*** The data ***
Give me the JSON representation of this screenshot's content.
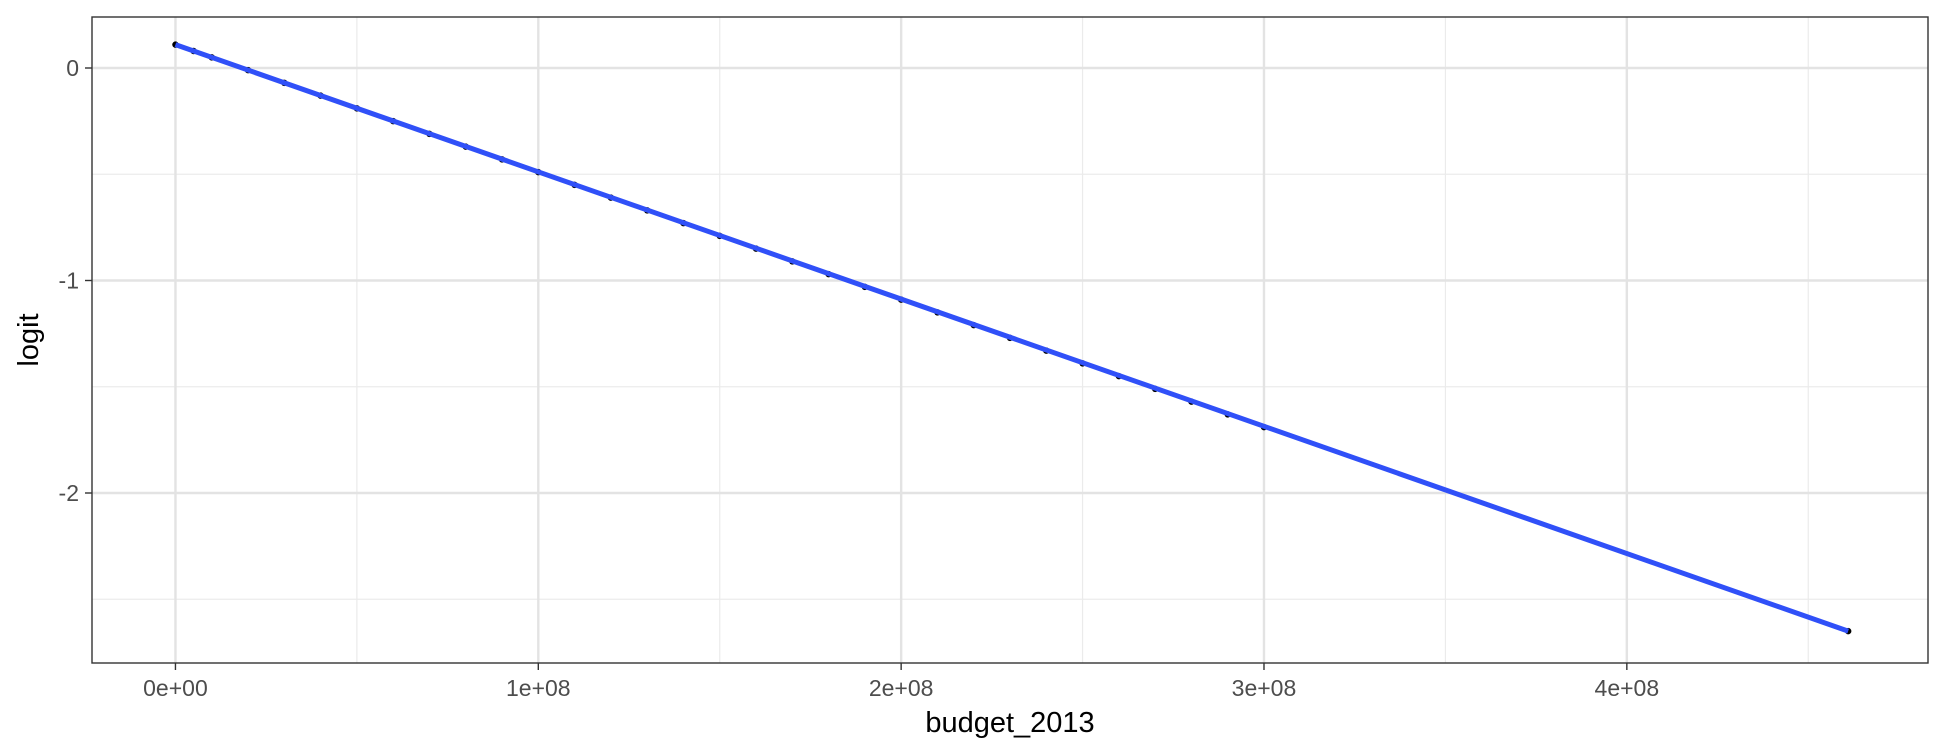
{
  "chart_data": {
    "type": "scatter",
    "title": "",
    "xlabel": "budget_2013",
    "ylabel": "logit",
    "xlim": [
      -23000000,
      483000000
    ],
    "ylim": [
      -2.8,
      0.24
    ],
    "x_ticks": [
      0,
      100000000,
      200000000,
      300000000,
      400000000
    ],
    "x_tick_labels": [
      "0e+00",
      "1e+08",
      "2e+08",
      "3e+08",
      "4e+08"
    ],
    "y_ticks": [
      0,
      -1,
      -2
    ],
    "y_tick_labels": [
      "0",
      "-1",
      "-2"
    ],
    "grid": true,
    "theme": "bw",
    "series": [
      {
        "kind": "points",
        "color": "#000000",
        "x": [
          1000,
          5000000,
          10000000,
          20000000,
          30000000,
          40000000,
          50000000,
          60000000,
          70000000,
          80000000,
          90000000,
          100000000,
          110000000,
          120000000,
          130000000,
          140000000,
          150000000,
          160000000,
          170000000,
          180000000,
          190000000,
          200000000,
          210000000,
          220000000,
          230000000,
          240000000,
          250000000,
          260000000,
          270000000,
          280000000,
          290000000,
          300000000,
          461000000
        ],
        "y": [
          0.11,
          0.08,
          0.05,
          -0.01,
          -0.07,
          -0.13,
          -0.19,
          -0.25,
          -0.31,
          -0.37,
          -0.43,
          -0.49,
          -0.55,
          -0.61,
          -0.67,
          -0.73,
          -0.79,
          -0.85,
          -0.91,
          -0.97,
          -1.03,
          -1.09,
          -1.15,
          -1.21,
          -1.27,
          -1.33,
          -1.39,
          -1.45,
          -1.51,
          -1.57,
          -1.63,
          -1.69,
          -2.65
        ]
      },
      {
        "kind": "line",
        "color": "#3050f8",
        "x": [
          0,
          461000000
        ],
        "y": [
          0.11,
          -2.65
        ]
      }
    ]
  }
}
***
» Written request
Output the data above without changes, apart from leaving out the pictures.

» Response to the exercise
Give me the JSON representation of this screenshot's content.
{
  "chart_data": {
    "type": "scatter",
    "title": "",
    "xlabel": "budget_2013",
    "ylabel": "logit",
    "xlim": [
      -23000000,
      483000000
    ],
    "ylim": [
      -2.8,
      0.24
    ],
    "x_ticks": [
      0,
      100000000,
      200000000,
      300000000,
      400000000
    ],
    "x_tick_labels": [
      "0e+00",
      "1e+08",
      "2e+08",
      "3e+08",
      "4e+08"
    ],
    "y_ticks": [
      0,
      -1,
      -2
    ],
    "y_tick_labels": [
      "0",
      "-1",
      "-2"
    ],
    "grid": true,
    "theme": "bw",
    "series": [
      {
        "kind": "points",
        "color": "#000000",
        "x": [
          1000,
          5000000,
          10000000,
          20000000,
          30000000,
          40000000,
          50000000,
          60000000,
          70000000,
          80000000,
          90000000,
          100000000,
          110000000,
          120000000,
          130000000,
          140000000,
          150000000,
          160000000,
          170000000,
          180000000,
          190000000,
          200000000,
          210000000,
          220000000,
          230000000,
          240000000,
          250000000,
          260000000,
          270000000,
          280000000,
          290000000,
          300000000,
          461000000
        ],
        "y": [
          0.11,
          0.08,
          0.05,
          -0.01,
          -0.07,
          -0.13,
          -0.19,
          -0.25,
          -0.31,
          -0.37,
          -0.43,
          -0.49,
          -0.55,
          -0.61,
          -0.67,
          -0.73,
          -0.79,
          -0.85,
          -0.91,
          -0.97,
          -1.03,
          -1.09,
          -1.15,
          -1.21,
          -1.27,
          -1.33,
          -1.39,
          -1.45,
          -1.51,
          -1.57,
          -1.63,
          -1.69,
          -2.65
        ]
      },
      {
        "kind": "line",
        "color": "#3050f8",
        "x": [
          0,
          461000000
        ],
        "y": [
          0.11,
          -2.65
        ]
      }
    ]
  }
}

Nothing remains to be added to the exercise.